Collected data
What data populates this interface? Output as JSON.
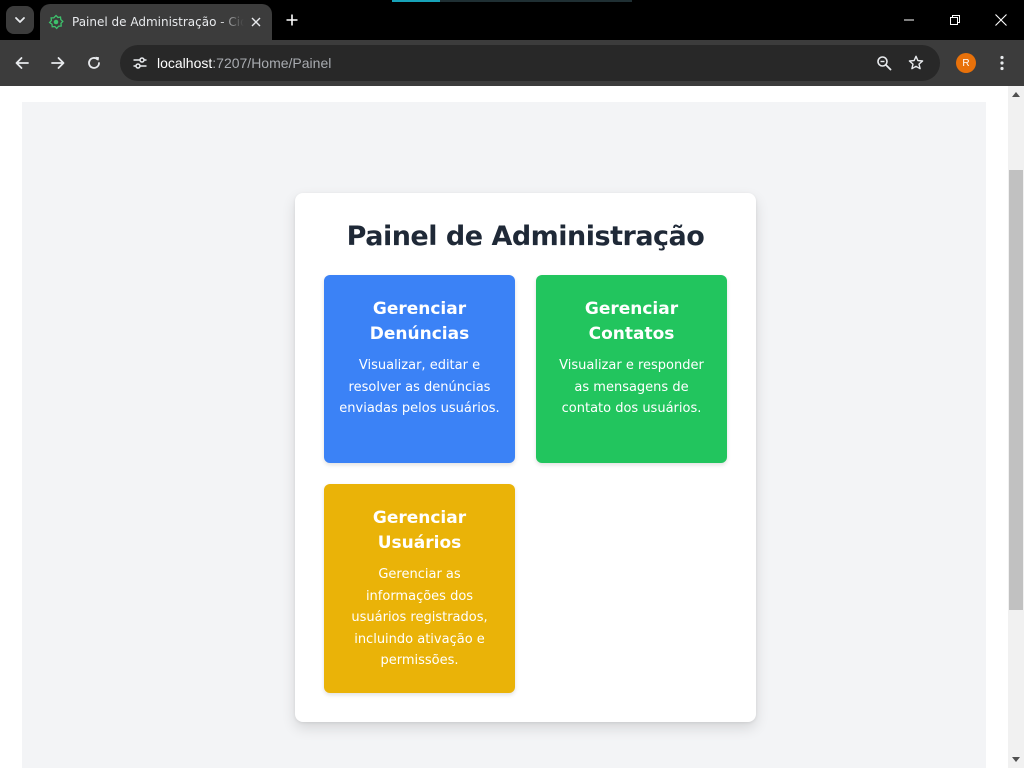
{
  "browser": {
    "tab_title": "Painel de Administração - Cidade Limpa",
    "url_host": "localhost",
    "url_path": ":7207/Home/Painel",
    "profile_initial": "R",
    "accent_color": "#e8710a"
  },
  "panel": {
    "title": "Painel de Administração",
    "cards": [
      {
        "title": "Gerenciar Denúncias",
        "description": "Visualizar, editar e resolver as denúncias enviadas pelos usuários.",
        "color": "#3b82f6"
      },
      {
        "title": "Gerenciar Contatos",
        "description": "Visualizar e responder as mensagens de contato dos usuários.",
        "color": "#22c55e"
      },
      {
        "title": "Gerenciar Usuários",
        "description": "Gerenciar as informações dos usuários registrados, incluindo ativação e permissões.",
        "color": "#eab308"
      }
    ]
  },
  "icons": {
    "tab_search": "chevron-down-icon",
    "favicon": "puzzle-recycle-icon",
    "tab_close": "close-icon",
    "new_tab": "plus-icon",
    "back": "arrow-left-icon",
    "forward": "arrow-right-icon",
    "reload": "reload-icon",
    "site_info": "tune-icon",
    "zoom": "zoom-icon",
    "bookmark": "star-icon",
    "menu": "kebab-menu-icon"
  }
}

# Problem statement:
Leaving all pictures aside, quote each record exactly.

# Reply to the task:
What data populates this interface? Output as JSON.
{
  "browser": {
    "tab_title": "Painel de Administração - Cidade Limpa",
    "url_host": "localhost",
    "url_path": ":7207/Home/Painel",
    "profile_initial": "R",
    "accent_color": "#e8710a"
  },
  "panel": {
    "title": "Painel de Administração",
    "cards": [
      {
        "title": "Gerenciar Denúncias",
        "description": "Visualizar, editar e resolver as denúncias enviadas pelos usuários.",
        "color": "#3b82f6"
      },
      {
        "title": "Gerenciar Contatos",
        "description": "Visualizar e responder as mensagens de contato dos usuários.",
        "color": "#22c55e"
      },
      {
        "title": "Gerenciar Usuários",
        "description": "Gerenciar as informações dos usuários registrados, incluindo ativação e permissões.",
        "color": "#eab308"
      }
    ]
  },
  "icons": {
    "tab_search": "chevron-down-icon",
    "favicon": "puzzle-recycle-icon",
    "tab_close": "close-icon",
    "new_tab": "plus-icon",
    "back": "arrow-left-icon",
    "forward": "arrow-right-icon",
    "reload": "reload-icon",
    "site_info": "tune-icon",
    "zoom": "zoom-icon",
    "bookmark": "star-icon",
    "menu": "kebab-menu-icon"
  }
}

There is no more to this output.